Information supplied:
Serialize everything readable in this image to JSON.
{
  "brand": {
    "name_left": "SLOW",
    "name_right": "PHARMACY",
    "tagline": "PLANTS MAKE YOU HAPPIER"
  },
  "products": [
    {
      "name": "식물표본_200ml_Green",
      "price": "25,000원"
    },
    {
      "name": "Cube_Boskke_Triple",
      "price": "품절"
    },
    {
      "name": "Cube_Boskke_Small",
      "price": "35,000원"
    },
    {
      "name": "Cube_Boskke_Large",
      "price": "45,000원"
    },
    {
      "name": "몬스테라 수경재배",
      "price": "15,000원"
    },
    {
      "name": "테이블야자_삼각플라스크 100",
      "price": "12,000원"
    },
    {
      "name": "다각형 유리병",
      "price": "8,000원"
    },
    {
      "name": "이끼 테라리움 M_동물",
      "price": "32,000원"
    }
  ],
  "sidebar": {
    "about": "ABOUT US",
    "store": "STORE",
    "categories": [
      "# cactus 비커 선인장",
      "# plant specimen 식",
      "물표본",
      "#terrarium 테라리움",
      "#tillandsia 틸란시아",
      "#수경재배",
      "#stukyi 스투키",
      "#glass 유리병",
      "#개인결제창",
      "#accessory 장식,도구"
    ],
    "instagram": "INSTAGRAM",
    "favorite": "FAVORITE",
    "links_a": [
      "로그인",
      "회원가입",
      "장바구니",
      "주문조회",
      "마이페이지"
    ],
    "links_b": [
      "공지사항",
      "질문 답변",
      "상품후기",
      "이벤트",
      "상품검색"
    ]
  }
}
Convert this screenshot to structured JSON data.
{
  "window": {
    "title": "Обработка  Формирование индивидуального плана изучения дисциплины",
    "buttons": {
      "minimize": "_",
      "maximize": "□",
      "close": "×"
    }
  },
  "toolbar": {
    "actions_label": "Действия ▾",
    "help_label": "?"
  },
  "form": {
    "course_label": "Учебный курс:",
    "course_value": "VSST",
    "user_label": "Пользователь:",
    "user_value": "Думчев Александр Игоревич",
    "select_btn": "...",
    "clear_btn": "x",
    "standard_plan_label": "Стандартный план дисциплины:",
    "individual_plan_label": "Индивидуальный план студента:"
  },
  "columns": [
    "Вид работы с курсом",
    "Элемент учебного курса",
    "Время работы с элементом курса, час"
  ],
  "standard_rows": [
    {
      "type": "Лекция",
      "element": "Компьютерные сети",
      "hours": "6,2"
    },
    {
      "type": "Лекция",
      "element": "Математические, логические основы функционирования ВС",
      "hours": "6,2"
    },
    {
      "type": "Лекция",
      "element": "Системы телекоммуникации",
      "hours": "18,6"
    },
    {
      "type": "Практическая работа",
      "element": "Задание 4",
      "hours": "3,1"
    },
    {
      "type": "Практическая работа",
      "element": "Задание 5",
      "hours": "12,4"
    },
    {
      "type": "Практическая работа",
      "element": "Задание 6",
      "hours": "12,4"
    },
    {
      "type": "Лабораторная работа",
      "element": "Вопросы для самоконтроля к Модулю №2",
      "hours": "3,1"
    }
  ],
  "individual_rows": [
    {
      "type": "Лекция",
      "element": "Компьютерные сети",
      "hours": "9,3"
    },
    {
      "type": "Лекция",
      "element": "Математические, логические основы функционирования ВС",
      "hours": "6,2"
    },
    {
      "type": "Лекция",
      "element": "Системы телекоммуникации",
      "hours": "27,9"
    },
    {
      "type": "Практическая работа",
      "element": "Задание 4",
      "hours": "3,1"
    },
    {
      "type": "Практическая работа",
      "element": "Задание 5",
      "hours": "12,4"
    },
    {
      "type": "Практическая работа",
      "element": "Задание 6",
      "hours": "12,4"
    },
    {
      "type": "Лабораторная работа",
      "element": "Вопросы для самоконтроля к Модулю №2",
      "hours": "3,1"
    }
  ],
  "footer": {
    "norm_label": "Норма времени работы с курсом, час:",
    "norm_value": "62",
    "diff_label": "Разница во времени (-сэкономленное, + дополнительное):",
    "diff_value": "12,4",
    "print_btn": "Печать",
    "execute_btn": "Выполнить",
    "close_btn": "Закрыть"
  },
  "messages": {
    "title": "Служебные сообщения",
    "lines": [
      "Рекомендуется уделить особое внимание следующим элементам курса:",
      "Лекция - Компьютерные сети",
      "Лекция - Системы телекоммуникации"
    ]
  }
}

Set task: Write out the full listing, keeping every line exactly as it is.

Answer to the task:
Serialize everything readable in this image to JSON.
{
  "brand": {
    "name_left": "SLOW",
    "name_right": "PHARMACY",
    "tagline": "PLANTS MAKE YOU HAPPIER"
  },
  "products": [
    {
      "name": "식물표본_200ml_Green",
      "price": "25,000원"
    },
    {
      "name": "Cube_Boskke_Triple",
      "price": "품절"
    },
    {
      "name": "Cube_Boskke_Small",
      "price": "35,000원"
    },
    {
      "name": "Cube_Boskke_Large",
      "price": "45,000원"
    },
    {
      "name": "몬스테라 수경재배",
      "price": "15,000원"
    },
    {
      "name": "테이블야자_삼각플라스크 100",
      "price": "12,000원"
    },
    {
      "name": "다각형 유리병",
      "price": "8,000원"
    },
    {
      "name": "이끼 테라리움 M_동물",
      "price": "32,000원"
    }
  ],
  "sidebar": {
    "about": "ABOUT US",
    "store": "STORE",
    "categories": [
      "# cactus 비커 선인장",
      "# plant specimen 식",
      "물표본",
      "#terrarium 테라리움",
      "#tillandsia 틸란시아",
      "#수경재배",
      "#stukyi 스투키",
      "#glass 유리병",
      "#개인결제창",
      "#accessory 장식,도구"
    ],
    "instagram": "INSTAGRAM",
    "favorite": "FAVORITE",
    "links_a": [
      "로그인",
      "회원가입",
      "장바구니",
      "주문조회",
      "마이페이지"
    ],
    "links_b": [
      "공지사항",
      "질문 답변",
      "상품후기",
      "이벤트",
      "상품검색"
    ]
  }
}
Convert this screenshot to structured JSON data.
{
  "window": {
    "title": "Обработка  Формирование индивидуального плана изучения дисциплины",
    "buttons": {
      "minimize": "_",
      "maximize": "□",
      "close": "×"
    }
  },
  "toolbar": {
    "actions_label": "Действия ▾",
    "help_label": "?"
  },
  "form": {
    "course_label": "Учебный курс:",
    "course_value": "VSST",
    "user_label": "Пользователь:",
    "user_value": "Думчев Александр Игоревич",
    "select_btn": "...",
    "clear_btn": "x",
    "standard_plan_label": "Стандартный план дисциплины:",
    "individual_plan_label": "Индивидуальный план студента:"
  },
  "columns": [
    "Вид работы с курсом",
    "Элемент учебного курса",
    "Время работы с элементом курса, час"
  ],
  "standard_rows": [
    {
      "type": "Лекция",
      "element": "Компьютерные сети",
      "hours": "6,2"
    },
    {
      "type": "Лекция",
      "element": "Математические, логические основы функционирования ВС",
      "hours": "6,2"
    },
    {
      "type": "Лекция",
      "element": "Системы телекоммуникации",
      "hours": "18,6"
    },
    {
      "type": "Практическая работа",
      "element": "Задание 4",
      "hours": "3,1"
    },
    {
      "type": "Практическая работа",
      "element": "Задание 5",
      "hours": "12,4"
    },
    {
      "type": "Практическая работа",
      "element": "Задание 6",
      "hours": "12,4"
    },
    {
      "type": "Лабораторная работа",
      "element": "Вопросы для самоконтроля к Модулю №2",
      "hours": "3,1"
    }
  ],
  "individual_rows": [
    {
      "type": "Лекция",
      "element": "Компьютерные сети",
      "hours": "9,3"
    },
    {
      "type": "Лекция",
      "element": "Математические, логические основы функционирования ВС",
      "hours": "6,2"
    },
    {
      "type": "Лекция",
      "element": "Системы телекоммуникации",
      "hours": "27,9"
    },
    {
      "type": "Практическая работа",
      "element": "Задание 4",
      "hours": "3,1"
    },
    {
      "type": "Практическая работа",
      "element": "Задание 5",
      "hours": "12,4"
    },
    {
      "type": "Практическая работа",
      "element": "Задание 6",
      "hours": "12,4"
    },
    {
      "type": "Лабораторная работа",
      "element": "Вопросы для самоконтроля к Модулю №2",
      "hours": "3,1"
    }
  ],
  "footer": {
    "norm_label": "Норма времени работы с курсом, час:",
    "norm_value": "62",
    "diff_label": "Разница во времени (-сэкономленное, + дополнительное):",
    "diff_value": "12,4",
    "print_btn": "Печать",
    "execute_btn": "Выполнить",
    "close_btn": "Закрыть"
  },
  "messages": {
    "title": "Служебные сообщения",
    "lines": [
      "Рекомендуется уделить особое внимание следующим элементам курса:",
      "Лекция - Компьютерные сети",
      "Лекция - Системы телекоммуникации"
    ]
  }
}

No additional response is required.